Task directions
Gather each line in the entries that includes the string "科研院所".

Data listing
* BEGIN *

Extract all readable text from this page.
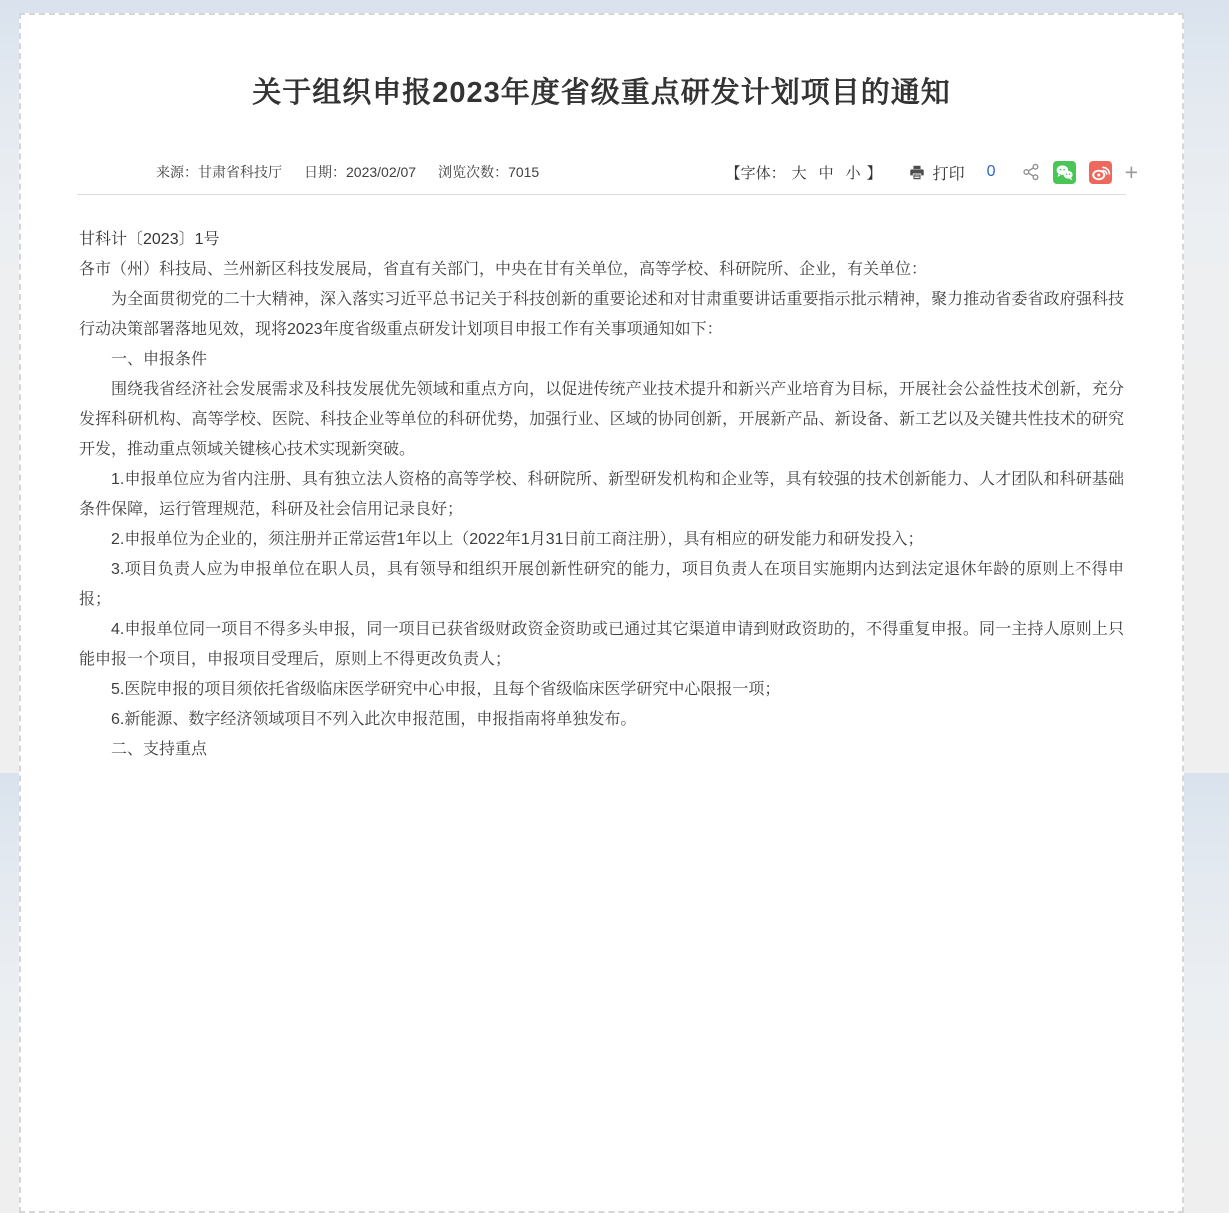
关于组织申报2023年度省级重点研发计划项目的通知
来源：甘肃省科技厅 日期：2023/02/07 浏览次数：7015	【字体： 大 中 小 】	打印 0	+

甘科计〔2023〕1号

各市（州）科技局、兰州新区科技发展局，省直有关部门，中央在甘有关单位，高等学校、科研院所、企业，有关单位：

为全面贯彻党的二十大精神，深入落实习近平总书记关于科技创新的重要论述和对甘肃重要讲话重要指示批示精神，聚力推动省委省政府强科技行动决策部署落地见效，现将2023年度省级重点研发计划项目申报工作有关事项通知如下：

一、申报条件

围绕我省经济社会发展需求及科技发展优先领域和重点方向，以促进传统产业技术提升和新兴产业培育为目标，开展社会公益性技术创新，充分发挥科研机构、高等学校、医院、科技企业等单位的科研优势，加强行业、区域的协同创新，开展新产品、新设备、新工艺以及关键共性技术的研究开发，推动重点领域关键核心技术实现新突破。

1.申报单位应为省内注册、具有独立法人资格的高等学校、科研院所、新型研发机构和企业等，具有较强的技术创新能力、人才团队和科研基础条件保障，运行管理规范，科研及社会信用记录良好；

2.申报单位为企业的，须注册并正常运营1年以上（2022年1月31日前工商注册），具有相应的研发能力和研发投入；

3.项目负责人应为申报单位在职人员，具有领导和组织开展创新性研究的能力，项目负责人在项目实施期内达到法定退休年龄的原则上不得申报；

4.申报单位同一项目不得多头申报，同一项目已获省级财政资金资助或已通过其它渠道申请到财政资助的，不得重复申报。同一主持人原则上只能申报一个项目，申报项目受理后，原则上不得更改负责人；

5.医院申报的项目须依托省级临床医学研究中心申报，且每个省级临床医学研究中心限报一项；

6.新能源、数字经济领域项目不列入此次申报范围，申报指南将单独发布。

二、支持重点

* END *

Task result
各市（州）科技局、兰州新区科技发展局，省直有关部门，中央在甘有关单位，高等学校、科研院所、企业，有关单位：
1.申报单位应为省内注册、具有独立法人资格的高等学校、科研院所、新型研发机构和企业等，具有较强的技术创新能力、人才团队和科研基础条件保障，运行管理规范，科研及社会信用记录良好；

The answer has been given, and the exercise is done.